## [PROVIDED DATA]
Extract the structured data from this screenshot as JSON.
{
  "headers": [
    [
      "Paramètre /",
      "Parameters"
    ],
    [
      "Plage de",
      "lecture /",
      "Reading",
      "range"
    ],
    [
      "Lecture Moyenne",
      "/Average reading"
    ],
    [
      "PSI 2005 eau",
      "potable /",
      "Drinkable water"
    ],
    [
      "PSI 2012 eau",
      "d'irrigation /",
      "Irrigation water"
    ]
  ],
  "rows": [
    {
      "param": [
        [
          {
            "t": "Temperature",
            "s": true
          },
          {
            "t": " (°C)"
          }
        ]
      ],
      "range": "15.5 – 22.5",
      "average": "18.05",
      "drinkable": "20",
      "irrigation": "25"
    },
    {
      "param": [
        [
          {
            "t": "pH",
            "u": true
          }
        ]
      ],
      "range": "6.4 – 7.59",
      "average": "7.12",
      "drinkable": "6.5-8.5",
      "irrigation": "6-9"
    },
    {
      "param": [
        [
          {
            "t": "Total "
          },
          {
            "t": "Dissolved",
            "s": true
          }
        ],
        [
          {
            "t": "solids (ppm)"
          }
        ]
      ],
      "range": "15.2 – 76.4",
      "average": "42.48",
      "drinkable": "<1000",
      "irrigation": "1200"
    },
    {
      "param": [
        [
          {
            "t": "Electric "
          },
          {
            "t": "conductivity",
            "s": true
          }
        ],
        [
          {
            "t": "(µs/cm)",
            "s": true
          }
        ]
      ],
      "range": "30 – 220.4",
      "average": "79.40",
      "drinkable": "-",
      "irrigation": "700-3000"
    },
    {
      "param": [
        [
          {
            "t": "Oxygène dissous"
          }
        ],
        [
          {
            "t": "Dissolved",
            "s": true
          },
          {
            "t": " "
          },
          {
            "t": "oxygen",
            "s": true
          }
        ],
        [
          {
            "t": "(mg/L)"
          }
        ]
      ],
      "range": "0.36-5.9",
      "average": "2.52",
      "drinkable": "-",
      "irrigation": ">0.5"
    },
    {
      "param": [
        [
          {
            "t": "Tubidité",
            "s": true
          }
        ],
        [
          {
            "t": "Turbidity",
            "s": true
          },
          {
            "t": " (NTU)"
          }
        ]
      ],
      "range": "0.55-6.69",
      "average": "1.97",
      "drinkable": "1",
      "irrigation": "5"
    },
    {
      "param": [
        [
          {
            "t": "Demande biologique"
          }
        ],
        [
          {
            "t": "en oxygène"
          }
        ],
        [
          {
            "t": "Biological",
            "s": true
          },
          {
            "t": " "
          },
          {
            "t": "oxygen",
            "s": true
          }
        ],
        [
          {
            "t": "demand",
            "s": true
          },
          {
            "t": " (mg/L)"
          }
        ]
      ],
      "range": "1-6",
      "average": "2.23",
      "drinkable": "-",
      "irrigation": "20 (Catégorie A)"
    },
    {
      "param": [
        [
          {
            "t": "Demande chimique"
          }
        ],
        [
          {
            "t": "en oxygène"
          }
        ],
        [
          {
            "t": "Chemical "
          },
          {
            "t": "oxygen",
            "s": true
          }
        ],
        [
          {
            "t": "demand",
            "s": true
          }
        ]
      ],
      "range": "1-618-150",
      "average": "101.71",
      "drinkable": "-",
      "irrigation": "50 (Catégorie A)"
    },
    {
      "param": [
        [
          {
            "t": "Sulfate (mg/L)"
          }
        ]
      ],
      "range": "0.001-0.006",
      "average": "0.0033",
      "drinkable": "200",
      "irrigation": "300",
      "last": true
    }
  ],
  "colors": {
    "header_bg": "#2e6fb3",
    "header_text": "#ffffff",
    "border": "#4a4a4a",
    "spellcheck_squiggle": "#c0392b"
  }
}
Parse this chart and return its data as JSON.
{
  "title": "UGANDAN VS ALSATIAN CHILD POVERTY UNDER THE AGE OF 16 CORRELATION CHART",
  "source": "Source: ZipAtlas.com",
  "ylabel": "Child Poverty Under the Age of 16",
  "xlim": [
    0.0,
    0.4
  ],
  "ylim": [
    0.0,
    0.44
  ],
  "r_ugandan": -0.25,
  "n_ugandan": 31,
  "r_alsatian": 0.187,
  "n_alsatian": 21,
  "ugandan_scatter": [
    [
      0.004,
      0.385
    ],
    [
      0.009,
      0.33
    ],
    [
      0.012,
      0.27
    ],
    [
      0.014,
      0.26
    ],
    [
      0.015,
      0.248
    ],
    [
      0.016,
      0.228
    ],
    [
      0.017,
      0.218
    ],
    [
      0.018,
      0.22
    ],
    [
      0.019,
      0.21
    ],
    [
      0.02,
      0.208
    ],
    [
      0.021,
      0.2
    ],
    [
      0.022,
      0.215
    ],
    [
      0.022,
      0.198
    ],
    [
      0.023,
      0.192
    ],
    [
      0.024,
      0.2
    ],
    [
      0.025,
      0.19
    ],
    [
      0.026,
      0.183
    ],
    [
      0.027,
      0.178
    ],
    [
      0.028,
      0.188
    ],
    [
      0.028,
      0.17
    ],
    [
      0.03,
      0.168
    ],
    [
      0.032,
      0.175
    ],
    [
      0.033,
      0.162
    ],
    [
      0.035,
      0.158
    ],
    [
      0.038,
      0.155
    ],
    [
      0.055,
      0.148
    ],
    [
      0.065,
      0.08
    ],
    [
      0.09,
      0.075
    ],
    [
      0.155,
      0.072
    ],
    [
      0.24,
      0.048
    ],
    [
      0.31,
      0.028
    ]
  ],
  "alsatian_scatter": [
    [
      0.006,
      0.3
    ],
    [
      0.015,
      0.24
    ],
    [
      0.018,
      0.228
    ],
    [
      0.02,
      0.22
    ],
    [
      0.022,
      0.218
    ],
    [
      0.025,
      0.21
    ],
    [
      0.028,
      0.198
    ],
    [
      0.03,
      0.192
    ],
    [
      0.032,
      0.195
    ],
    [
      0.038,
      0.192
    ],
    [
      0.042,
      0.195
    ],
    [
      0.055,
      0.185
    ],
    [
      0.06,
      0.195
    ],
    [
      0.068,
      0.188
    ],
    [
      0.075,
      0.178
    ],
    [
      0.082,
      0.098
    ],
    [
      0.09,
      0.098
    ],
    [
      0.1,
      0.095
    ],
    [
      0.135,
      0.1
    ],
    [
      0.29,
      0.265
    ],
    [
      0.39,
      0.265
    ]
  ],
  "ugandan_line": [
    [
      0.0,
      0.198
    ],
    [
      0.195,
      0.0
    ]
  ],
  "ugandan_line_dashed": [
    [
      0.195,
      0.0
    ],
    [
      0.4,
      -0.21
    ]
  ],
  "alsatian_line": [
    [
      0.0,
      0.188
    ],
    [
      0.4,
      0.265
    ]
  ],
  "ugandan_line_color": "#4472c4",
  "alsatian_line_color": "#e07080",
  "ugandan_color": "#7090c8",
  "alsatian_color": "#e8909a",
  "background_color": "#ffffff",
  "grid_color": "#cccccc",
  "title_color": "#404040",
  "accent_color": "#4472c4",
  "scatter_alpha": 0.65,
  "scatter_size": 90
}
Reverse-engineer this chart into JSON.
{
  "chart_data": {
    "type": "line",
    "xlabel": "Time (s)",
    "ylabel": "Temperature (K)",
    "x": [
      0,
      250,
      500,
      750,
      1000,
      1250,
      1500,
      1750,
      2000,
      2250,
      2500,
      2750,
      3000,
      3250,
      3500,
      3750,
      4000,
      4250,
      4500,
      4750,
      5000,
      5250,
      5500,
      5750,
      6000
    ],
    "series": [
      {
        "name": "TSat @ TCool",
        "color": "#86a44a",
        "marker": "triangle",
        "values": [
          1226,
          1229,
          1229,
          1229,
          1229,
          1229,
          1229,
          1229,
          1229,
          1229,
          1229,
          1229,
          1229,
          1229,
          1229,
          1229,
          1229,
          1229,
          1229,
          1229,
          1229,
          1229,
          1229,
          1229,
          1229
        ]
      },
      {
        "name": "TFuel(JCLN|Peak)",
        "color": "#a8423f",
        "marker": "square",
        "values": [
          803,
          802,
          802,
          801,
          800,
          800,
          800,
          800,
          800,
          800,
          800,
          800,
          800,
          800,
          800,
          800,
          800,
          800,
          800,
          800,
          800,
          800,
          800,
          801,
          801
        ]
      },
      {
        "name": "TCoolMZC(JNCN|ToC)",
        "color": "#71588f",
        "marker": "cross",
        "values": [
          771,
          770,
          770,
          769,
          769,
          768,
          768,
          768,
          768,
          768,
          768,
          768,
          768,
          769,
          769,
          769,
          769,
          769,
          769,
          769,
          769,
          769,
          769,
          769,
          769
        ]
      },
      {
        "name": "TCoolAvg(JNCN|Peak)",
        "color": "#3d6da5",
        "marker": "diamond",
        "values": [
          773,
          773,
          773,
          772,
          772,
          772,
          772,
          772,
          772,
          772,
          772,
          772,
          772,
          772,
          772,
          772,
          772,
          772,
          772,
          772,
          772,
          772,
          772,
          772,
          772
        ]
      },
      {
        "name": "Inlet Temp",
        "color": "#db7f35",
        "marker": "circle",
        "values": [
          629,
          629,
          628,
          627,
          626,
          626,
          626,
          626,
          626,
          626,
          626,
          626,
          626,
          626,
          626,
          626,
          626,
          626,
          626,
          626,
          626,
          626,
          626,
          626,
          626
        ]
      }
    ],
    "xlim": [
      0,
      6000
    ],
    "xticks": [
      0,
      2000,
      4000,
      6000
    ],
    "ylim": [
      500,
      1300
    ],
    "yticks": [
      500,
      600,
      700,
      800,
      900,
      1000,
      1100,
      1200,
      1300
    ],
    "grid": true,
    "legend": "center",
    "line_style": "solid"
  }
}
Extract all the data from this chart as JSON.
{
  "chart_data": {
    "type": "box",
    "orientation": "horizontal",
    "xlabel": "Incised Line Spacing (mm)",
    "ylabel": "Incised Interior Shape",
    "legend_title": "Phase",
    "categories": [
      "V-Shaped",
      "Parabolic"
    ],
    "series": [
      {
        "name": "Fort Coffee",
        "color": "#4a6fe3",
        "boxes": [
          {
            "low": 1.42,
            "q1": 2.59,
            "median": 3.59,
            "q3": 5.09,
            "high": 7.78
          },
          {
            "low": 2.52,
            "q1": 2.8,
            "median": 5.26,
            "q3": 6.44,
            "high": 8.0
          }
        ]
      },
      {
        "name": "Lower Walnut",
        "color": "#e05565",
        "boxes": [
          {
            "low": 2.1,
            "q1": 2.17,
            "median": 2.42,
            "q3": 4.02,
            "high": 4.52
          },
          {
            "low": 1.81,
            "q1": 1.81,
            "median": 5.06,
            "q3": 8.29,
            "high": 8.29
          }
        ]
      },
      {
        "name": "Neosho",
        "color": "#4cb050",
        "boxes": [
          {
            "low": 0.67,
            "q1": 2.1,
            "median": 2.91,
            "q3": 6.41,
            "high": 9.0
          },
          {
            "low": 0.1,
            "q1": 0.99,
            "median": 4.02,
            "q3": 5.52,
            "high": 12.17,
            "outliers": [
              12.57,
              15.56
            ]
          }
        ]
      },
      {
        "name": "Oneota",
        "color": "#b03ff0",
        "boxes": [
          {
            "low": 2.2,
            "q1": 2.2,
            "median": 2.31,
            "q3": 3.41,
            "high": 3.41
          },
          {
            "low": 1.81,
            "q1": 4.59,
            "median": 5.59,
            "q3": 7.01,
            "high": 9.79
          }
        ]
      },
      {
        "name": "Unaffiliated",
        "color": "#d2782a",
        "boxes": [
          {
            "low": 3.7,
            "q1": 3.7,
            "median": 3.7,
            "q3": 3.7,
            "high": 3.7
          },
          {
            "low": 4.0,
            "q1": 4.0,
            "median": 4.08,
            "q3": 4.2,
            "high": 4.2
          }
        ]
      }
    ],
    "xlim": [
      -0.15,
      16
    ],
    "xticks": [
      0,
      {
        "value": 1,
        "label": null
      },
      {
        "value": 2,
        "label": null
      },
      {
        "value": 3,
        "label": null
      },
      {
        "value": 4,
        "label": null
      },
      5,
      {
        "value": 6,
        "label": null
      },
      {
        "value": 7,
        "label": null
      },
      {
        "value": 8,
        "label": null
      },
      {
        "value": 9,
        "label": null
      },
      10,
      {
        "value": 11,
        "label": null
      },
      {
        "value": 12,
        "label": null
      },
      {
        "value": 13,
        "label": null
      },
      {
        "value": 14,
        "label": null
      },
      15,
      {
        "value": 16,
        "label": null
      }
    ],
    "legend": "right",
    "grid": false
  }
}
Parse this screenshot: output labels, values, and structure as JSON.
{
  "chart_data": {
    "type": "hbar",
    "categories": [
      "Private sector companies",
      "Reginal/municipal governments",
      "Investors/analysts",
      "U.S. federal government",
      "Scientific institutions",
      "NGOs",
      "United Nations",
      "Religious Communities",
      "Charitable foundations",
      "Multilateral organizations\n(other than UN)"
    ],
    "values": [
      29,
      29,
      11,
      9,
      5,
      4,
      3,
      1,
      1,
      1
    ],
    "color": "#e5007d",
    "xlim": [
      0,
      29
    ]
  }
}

## [AIM]
Find how many lines of the material carry the string "from". Only the number should be in the answer.

## [FULL OUTPUT]
2